*** SOURCE DATA

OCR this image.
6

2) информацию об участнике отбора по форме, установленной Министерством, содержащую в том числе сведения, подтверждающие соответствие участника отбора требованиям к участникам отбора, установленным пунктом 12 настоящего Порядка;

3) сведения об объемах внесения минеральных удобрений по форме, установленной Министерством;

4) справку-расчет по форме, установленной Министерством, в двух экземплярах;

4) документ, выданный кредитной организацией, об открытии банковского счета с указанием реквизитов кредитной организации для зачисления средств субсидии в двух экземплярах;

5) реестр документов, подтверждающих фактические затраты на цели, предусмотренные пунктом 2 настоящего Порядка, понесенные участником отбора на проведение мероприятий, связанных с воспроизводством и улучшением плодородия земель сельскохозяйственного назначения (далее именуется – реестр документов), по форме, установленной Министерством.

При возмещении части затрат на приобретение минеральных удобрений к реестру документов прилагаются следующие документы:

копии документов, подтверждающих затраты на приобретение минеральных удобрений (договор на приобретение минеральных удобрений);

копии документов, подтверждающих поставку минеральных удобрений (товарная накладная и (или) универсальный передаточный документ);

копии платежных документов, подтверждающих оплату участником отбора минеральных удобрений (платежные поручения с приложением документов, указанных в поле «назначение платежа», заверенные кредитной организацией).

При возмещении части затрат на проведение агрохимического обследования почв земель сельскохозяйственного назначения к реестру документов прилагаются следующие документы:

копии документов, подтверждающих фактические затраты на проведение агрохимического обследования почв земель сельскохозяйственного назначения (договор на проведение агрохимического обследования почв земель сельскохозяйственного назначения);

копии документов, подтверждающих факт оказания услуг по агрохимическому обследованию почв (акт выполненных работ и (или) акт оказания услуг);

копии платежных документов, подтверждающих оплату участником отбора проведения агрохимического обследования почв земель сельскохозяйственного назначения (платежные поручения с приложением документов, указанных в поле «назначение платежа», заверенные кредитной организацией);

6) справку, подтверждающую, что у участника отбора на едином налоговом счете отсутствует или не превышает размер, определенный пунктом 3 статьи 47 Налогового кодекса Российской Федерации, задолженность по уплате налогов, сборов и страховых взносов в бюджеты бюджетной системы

******

TASK TO CARRY OUT> Copy out the whole listing exactly.

COMPLETE RESPONSE>
OCR this image.
6

2) информацию об участнике отбора по форме, установленной Министерством, содержащую в том числе сведения, подтверждающие соответствие участника отбора требованиям к участникам отбора, установленным пунктом 12 настоящего Порядка;

3) сведения об объемах внесения минеральных удобрений по форме, установленной Министерством;

4) справку-расчет по форме, установленной Министерством, в двух экземплярах;

4) документ, выданный кредитной организацией, об открытии банковского счета с указанием реквизитов кредитной организации для зачисления средств субсидии в двух экземплярах;

5) реестр документов, подтверждающих фактические затраты на цели, предусмотренные пунктом 2 настоящего Порядка, понесенные участником отбора на проведение мероприятий, связанных с воспроизводством и улучшением плодородия земель сельскохозяйственного назначения (далее именуется – реестр документов), по форме, установленной Министерством.

При возмещении части затрат на приобретение минеральных удобрений к реестру документов прилагаются следующие документы:

копии документов, подтверждающих затраты на приобретение минеральных удобрений (договор на приобретение минеральных удобрений);

копии документов, подтверждающих поставку минеральных удобрений (товарная накладная и (или) универсальный передаточный документ);

копии платежных документов, подтверждающих оплату участником отбора минеральных удобрений (платежные поручения с приложением документов, указанных в поле «назначение платежа», заверенные кредитной организацией).

При возмещении части затрат на проведение агрохимического обследования почв земель сельскохозяйственного назначения к реестру документов прилагаются следующие документы:

копии документов, подтверждающих фактические затраты на проведение агрохимического обследования почв земель сельскохозяйственного назначения (договор на проведение агрохимического обследования почв земель сельскохозяйственного назначения);

копии документов, подтверждающих факт оказания услуг по агрохимическому обследованию почв (акт выполненных работ и (или) акт оказания услуг);

копии платежных документов, подтверждающих оплату участником отбора проведения агрохимического обследования почв земель сельскохозяйственного назначения (платежные поручения с приложением документов, указанных в поле «назначение платежа», заверенные кредитной организацией);

6) справку, подтверждающую, что у участника отбора на едином налоговом счете отсутствует или не превышает размер, определенный пунктом 3 статьи 47 Налогового кодекса Российской Федерации, задолженность по уплате налогов, сборов и страховых взносов в бюджеты бюджетной системы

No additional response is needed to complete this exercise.